**RECORDED INFORMATION**
Begin

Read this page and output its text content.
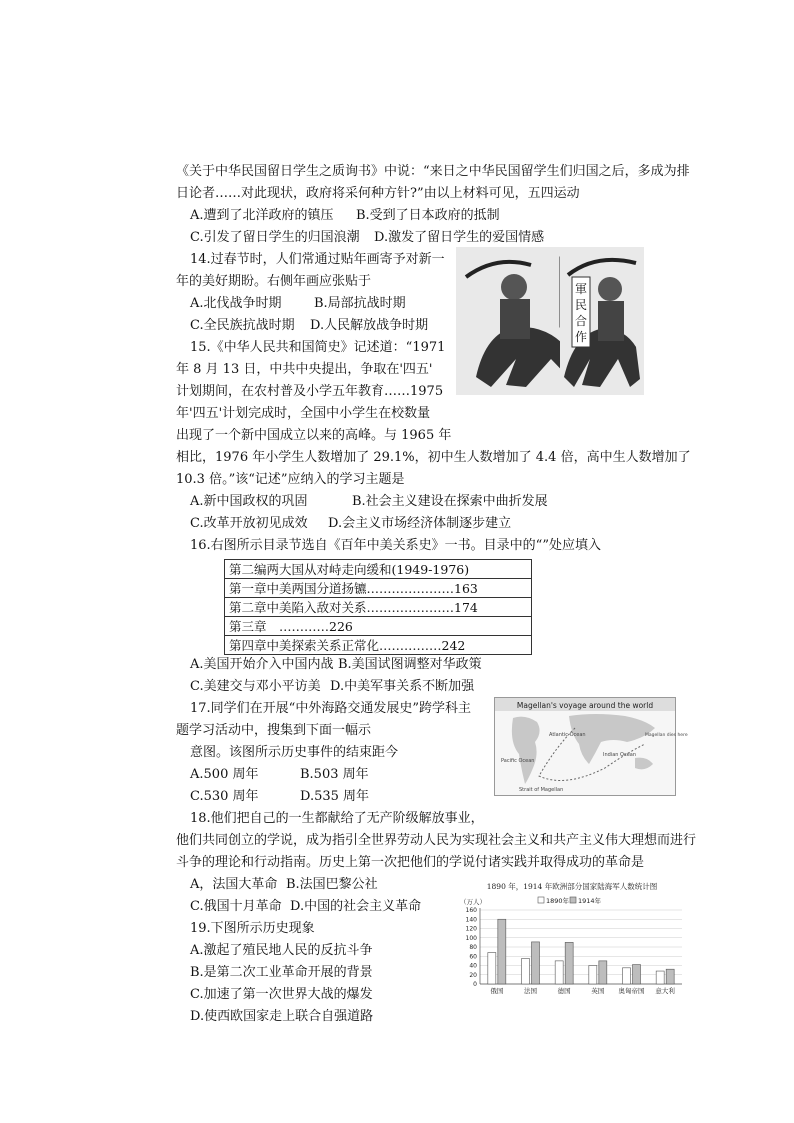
《关于中华民国留日学生之质询书》中说：“来日之中华民国留学生们归国之后，多成为排
日论者……对此现状，政府将采何种方针?”由以上材料可见，五四运动
A.遭到了北洋政府的镇压 B.受到了日本政府的抵制
C.引发了留日学生的归国浪潮 D.激发了留日学生的爱国情感
14.过春节时，人们常通过贴年画寄予对新一
年的美好期盼。右侧年画应张贴于
A.北伐战争时期 B.局部抗战时期
C.全民族抗战时期 D.人民解放战争时期
軍
民
合
作
15.《中华人民共和国简史》记述道：“1971
年 8 月 13 日，中共中央提出，争取在'四五'
计划期间，在农村普及小学五年教育……1975
年'四五'计划完成时，全国中小学生在校数量
出现了一个新中国成立以来的高峰。与 1965 年
相比，1976 年小学生人数增加了 29.1%，初中生人数增加了 4.4 倍，高中生人数增加了
10.3 倍。”该“记述”应纳入的学习主题是
A.新中国政权的巩固	B.社会主义建设在探索中曲折发展
C.改革开放初见成效 D.会主义市场经济体制逐步建立
16.右图所示目录节选自《百年中美关系史》一书。目录中的“”处应填入
第二编两大国从对峙走向缓和(1949-1976)
第一章中美两国分道扬镳…………………163
第二章中美陷入敌对关系…………………174
第三章　…………226
第四章中美探索关系正常化……………242
A.美国开始介入中国内战 B.美国试图调整对华政策
C.美建交与邓小平访美 D.中美军事关系不断加强
17.同学们在开展“中外海路交通发展史”跨学科主
题学习活动中，搜集到下面一幅示
意图。该图所示历史事件的结束距今
A.500 周年	B.503 周年
C.530 周年	D.535 周年
Magellan's voyage around the world
Atlantic Ocean
Pacific Ocean
Indian Ocean
Strait of Magellan
Magellan dies here
18.他们把自己的一生都献给了无产阶级解放事业，
他们共同创立的学说，成为指引全世界劳动人民为实现社会主义和共产主义伟大理想而进行
斗争的理论和行动指南。历史上第一次把他们的学说付诸实践并取得成功的革命是
A，法国大革命 B.法国巴黎公社
C.俄国十月革命 D.中国的社会主义革命
19.下图所示历史现象
A.激起了殖民地人民的反抗斗争
B.是第二次工业革命开展的背景
C.加速了第一次世界大战的爆发
D.使西欧国家走上联合自强道路
1890 年，1914 年欧洲部分国家陆海军人数统计图
（万人）	1890年 1914年
0
20
40
60
80
100
120
140
160
俄国	法国	德国	英国 奥匈帝国 意大利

End

**BRIEF**
Give the data above again in full and unchanged, skipping the pictures.

**EXERCISE RESPONSE**
Read this page and output its text content.
《关于中华民国留日学生之质询书》中说：“来日之中华民国留学生们归国之后，多成为排
日论者……对此现状，政府将采何种方针?”由以上材料可见，五四运动
A.遭到了北洋政府的镇压 B.受到了日本政府的抵制
C.引发了留日学生的归国浪潮 D.激发了留日学生的爱国情感
14.过春节时，人们常通过贴年画寄予对新一
年的美好期盼。右侧年画应张贴于
A.北伐战争时期 B.局部抗战时期
C.全民族抗战时期 D.人民解放战争时期
軍
民
合
作
15.《中华人民共和国简史》记述道：“1971
年 8 月 13 日，中共中央提出，争取在'四五'
计划期间，在农村普及小学五年教育……1975
年'四五'计划完成时，全国中小学生在校数量
出现了一个新中国成立以来的高峰。与 1965 年
相比，1976 年小学生人数增加了 29.1%，初中生人数增加了 4.4 倍，高中生人数增加了
10.3 倍。”该“记述”应纳入的学习主题是
A.新中国政权的巩固	B.社会主义建设在探索中曲折发展
C.改革开放初见成效 D.会主义市场经济体制逐步建立
16.右图所示目录节选自《百年中美关系史》一书。目录中的“”处应填入
第二编两大国从对峙走向缓和(1949-1976)
第一章中美两国分道扬镳…………………163
第二章中美陷入敌对关系…………………174
第三章　…………226
第四章中美探索关系正常化……………242
A.美国开始介入中国内战 B.美国试图调整对华政策
C.美建交与邓小平访美 D.中美军事关系不断加强
17.同学们在开展“中外海路交通发展史”跨学科主
题学习活动中，搜集到下面一幅示
意图。该图所示历史事件的结束距今
A.500 周年	B.503 周年
C.530 周年	D.535 周年
Magellan's voyage around the world
Atlantic Ocean
Pacific Ocean
Indian Ocean
Strait of Magellan
Magellan dies here
18.他们把自己的一生都献给了无产阶级解放事业，
他们共同创立的学说，成为指引全世界劳动人民为实现社会主义和共产主义伟大理想而进行
斗争的理论和行动指南。历史上第一次把他们的学说付诸实践并取得成功的革命是
A，法国大革命 B.法国巴黎公社
C.俄国十月革命 D.中国的社会主义革命
19.下图所示历史现象
A.激起了殖民地人民的反抗斗争
B.是第二次工业革命开展的背景
C.加速了第一次世界大战的爆发
D.使西欧国家走上联合自强道路
1890 年，1914 年欧洲部分国家陆海军人数统计图
（万人）	1890年 1914年
0
20
40
60
80
100
120
140
160
俄国	法国	德国	英国 奥匈帝国 意大利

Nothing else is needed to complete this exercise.